* SUPPLIED ENTRIES *

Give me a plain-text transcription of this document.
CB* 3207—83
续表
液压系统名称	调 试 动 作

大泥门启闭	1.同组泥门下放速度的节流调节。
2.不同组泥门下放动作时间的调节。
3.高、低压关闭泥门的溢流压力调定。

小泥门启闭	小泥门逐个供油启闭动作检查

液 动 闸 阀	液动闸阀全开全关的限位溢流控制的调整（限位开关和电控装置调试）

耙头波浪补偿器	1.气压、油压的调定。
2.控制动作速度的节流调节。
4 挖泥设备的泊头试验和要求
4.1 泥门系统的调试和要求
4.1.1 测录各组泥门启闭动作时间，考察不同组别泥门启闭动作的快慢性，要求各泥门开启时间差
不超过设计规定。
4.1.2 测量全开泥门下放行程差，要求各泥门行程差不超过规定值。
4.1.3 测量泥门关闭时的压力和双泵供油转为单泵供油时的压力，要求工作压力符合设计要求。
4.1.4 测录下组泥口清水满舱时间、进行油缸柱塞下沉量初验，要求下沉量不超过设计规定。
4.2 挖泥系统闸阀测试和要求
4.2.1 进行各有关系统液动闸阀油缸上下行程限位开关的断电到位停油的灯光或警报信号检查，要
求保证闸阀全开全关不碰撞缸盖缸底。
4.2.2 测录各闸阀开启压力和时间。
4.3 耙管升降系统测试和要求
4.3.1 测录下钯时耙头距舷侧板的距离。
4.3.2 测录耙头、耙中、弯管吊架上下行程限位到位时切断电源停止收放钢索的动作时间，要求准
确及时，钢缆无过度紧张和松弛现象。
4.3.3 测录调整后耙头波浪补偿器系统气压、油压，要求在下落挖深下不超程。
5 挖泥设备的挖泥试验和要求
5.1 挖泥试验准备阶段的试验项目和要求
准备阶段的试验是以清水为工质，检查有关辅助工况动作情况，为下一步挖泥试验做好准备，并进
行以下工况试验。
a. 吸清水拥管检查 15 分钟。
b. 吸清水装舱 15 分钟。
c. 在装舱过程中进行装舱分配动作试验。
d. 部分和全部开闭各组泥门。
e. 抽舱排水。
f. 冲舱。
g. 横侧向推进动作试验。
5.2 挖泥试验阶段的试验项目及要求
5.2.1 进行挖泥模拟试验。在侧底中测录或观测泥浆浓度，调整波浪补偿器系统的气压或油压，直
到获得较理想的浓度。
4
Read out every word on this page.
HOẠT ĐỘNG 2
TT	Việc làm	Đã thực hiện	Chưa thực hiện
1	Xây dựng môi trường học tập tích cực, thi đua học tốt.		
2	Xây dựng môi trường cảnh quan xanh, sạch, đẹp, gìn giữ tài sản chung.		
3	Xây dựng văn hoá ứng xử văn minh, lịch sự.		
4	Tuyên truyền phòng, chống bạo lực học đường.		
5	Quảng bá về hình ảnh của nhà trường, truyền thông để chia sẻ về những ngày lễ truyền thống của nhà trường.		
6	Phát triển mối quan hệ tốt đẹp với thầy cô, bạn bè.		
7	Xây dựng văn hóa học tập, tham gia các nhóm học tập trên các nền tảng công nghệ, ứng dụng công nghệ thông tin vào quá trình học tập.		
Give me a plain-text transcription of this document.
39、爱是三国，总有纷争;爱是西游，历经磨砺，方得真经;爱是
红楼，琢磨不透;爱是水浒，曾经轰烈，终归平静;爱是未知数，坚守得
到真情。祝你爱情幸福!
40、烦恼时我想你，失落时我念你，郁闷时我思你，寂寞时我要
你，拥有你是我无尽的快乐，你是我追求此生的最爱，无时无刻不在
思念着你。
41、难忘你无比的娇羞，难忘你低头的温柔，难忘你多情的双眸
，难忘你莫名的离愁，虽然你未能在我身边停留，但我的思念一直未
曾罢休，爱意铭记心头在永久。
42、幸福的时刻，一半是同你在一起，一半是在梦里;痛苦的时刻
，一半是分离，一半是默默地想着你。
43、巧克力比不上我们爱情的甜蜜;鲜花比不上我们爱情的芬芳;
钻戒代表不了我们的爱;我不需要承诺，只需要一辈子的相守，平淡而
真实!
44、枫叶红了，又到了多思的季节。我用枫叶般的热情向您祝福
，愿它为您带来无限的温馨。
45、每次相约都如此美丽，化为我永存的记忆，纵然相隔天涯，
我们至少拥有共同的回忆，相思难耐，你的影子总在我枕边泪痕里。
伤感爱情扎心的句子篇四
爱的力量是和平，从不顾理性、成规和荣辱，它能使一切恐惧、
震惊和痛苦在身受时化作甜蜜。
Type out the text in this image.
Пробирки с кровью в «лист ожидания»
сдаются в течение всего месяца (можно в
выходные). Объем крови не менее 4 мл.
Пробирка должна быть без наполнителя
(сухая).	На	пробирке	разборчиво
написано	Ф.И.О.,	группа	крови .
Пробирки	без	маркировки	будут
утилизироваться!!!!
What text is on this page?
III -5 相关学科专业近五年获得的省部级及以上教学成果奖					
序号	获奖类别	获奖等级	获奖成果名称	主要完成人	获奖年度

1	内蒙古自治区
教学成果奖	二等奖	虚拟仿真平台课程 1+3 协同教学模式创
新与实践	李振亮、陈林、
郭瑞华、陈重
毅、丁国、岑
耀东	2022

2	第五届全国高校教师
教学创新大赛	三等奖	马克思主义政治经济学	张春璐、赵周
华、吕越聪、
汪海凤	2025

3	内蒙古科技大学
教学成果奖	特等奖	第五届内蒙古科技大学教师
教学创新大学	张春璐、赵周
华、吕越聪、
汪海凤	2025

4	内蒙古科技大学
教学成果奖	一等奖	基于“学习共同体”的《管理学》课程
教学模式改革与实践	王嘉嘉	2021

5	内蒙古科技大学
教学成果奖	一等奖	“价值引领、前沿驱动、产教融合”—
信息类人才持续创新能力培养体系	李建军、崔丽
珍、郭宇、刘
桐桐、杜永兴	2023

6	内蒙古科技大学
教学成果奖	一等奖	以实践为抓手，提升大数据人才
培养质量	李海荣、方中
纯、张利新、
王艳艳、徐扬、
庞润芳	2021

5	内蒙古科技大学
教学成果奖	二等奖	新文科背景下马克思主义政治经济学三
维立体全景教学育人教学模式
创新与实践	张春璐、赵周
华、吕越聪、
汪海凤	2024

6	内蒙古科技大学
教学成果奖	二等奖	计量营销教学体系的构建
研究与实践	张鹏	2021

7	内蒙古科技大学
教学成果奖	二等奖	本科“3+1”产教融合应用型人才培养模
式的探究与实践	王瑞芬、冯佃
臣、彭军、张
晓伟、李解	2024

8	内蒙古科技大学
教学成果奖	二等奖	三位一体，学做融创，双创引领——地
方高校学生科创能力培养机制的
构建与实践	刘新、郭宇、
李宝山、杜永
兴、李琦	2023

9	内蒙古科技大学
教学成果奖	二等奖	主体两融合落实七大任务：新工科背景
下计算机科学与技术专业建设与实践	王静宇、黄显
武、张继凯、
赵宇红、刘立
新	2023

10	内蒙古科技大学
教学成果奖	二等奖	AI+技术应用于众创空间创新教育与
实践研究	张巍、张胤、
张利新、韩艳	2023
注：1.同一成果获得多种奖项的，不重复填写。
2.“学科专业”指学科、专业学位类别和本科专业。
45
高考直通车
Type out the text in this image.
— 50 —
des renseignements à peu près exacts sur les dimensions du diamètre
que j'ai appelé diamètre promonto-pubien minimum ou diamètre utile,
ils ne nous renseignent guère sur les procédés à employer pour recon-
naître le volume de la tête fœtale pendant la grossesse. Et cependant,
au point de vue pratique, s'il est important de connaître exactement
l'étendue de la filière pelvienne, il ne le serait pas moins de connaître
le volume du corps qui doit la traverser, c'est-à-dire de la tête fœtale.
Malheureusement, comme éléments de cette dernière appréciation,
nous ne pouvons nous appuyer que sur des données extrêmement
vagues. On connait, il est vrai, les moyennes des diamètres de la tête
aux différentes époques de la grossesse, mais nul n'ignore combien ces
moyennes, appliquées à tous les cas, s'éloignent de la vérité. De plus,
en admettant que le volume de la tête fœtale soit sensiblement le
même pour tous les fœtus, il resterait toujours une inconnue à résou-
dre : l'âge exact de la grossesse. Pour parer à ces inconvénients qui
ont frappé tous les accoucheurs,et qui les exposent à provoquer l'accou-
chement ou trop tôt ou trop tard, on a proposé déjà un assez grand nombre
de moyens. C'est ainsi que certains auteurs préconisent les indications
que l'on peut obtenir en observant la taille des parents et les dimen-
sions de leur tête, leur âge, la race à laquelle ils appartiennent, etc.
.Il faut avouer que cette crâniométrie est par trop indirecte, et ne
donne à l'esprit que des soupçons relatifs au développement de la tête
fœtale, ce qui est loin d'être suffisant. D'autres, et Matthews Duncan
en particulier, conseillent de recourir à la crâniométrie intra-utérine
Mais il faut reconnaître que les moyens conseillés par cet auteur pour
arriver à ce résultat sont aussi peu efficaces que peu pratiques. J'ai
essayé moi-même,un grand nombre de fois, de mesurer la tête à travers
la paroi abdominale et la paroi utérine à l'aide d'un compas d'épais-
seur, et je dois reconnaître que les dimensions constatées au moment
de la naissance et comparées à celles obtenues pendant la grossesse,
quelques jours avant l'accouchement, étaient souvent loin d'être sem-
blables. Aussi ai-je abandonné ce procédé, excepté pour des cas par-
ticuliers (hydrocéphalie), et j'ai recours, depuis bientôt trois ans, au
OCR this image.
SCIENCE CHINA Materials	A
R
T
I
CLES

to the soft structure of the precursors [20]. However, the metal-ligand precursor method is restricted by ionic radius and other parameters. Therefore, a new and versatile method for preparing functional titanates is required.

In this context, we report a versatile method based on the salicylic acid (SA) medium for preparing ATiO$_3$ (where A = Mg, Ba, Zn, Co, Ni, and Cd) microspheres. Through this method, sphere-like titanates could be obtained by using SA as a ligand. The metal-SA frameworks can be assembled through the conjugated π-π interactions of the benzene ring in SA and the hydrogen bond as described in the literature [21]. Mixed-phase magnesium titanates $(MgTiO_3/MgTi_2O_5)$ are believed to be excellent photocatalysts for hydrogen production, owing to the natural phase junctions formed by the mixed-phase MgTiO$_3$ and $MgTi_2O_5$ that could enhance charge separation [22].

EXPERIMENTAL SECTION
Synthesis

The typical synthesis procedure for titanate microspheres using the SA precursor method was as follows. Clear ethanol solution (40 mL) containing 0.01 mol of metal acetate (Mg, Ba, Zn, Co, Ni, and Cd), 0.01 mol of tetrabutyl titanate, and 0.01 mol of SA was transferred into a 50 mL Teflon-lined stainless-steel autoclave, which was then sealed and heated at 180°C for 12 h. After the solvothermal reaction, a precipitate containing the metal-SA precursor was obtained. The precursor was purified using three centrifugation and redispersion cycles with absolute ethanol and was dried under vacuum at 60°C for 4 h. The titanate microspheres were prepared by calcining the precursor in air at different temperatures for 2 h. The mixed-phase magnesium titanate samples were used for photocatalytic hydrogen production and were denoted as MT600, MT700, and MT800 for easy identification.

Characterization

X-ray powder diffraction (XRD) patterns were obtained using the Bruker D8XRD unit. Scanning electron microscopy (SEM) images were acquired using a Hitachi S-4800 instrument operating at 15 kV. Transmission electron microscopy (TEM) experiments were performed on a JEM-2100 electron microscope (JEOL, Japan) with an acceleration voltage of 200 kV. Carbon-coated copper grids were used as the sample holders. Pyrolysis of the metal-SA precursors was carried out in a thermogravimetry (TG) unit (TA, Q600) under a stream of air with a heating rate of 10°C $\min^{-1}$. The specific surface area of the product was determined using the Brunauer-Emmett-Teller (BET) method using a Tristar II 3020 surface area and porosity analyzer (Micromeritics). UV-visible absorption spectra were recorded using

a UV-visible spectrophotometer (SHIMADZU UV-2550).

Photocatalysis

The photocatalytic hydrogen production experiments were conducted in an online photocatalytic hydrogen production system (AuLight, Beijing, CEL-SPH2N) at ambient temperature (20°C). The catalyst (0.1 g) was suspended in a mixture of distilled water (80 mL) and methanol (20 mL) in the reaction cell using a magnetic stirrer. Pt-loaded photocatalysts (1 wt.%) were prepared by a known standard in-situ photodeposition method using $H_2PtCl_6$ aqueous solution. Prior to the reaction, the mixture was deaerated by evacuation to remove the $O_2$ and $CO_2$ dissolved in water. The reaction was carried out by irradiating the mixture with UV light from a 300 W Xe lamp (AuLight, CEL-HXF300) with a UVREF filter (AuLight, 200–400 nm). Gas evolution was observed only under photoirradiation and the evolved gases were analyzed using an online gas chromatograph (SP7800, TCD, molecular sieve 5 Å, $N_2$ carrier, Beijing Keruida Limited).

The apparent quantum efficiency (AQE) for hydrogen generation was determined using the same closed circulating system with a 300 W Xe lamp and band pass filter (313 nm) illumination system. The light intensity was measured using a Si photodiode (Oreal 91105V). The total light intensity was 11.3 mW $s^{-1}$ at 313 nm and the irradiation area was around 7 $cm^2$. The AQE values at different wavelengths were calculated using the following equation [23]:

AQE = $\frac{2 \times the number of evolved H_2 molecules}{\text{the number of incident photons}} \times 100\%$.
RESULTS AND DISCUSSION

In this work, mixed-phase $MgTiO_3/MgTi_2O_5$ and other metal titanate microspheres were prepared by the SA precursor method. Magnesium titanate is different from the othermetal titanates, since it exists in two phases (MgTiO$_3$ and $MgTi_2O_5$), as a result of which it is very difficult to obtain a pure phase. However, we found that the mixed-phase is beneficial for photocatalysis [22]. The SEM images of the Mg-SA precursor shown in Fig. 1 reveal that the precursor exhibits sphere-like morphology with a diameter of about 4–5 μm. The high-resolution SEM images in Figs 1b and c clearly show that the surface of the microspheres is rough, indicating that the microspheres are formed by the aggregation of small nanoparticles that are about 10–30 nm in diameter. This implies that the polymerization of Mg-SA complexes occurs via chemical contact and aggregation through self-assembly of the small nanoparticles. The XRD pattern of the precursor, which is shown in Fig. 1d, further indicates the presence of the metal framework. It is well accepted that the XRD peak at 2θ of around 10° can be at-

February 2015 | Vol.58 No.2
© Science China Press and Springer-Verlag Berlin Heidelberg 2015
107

* TASK DETAILS *
Every line that holds the string "moyennes" should be returned.

* FINISHED ANSWER *
vagues. On connait, il est vrai, les moyennes des diamètres de la tête
moyennes, appliquées à tous les cas, s'éloignent de la vérité. De plus,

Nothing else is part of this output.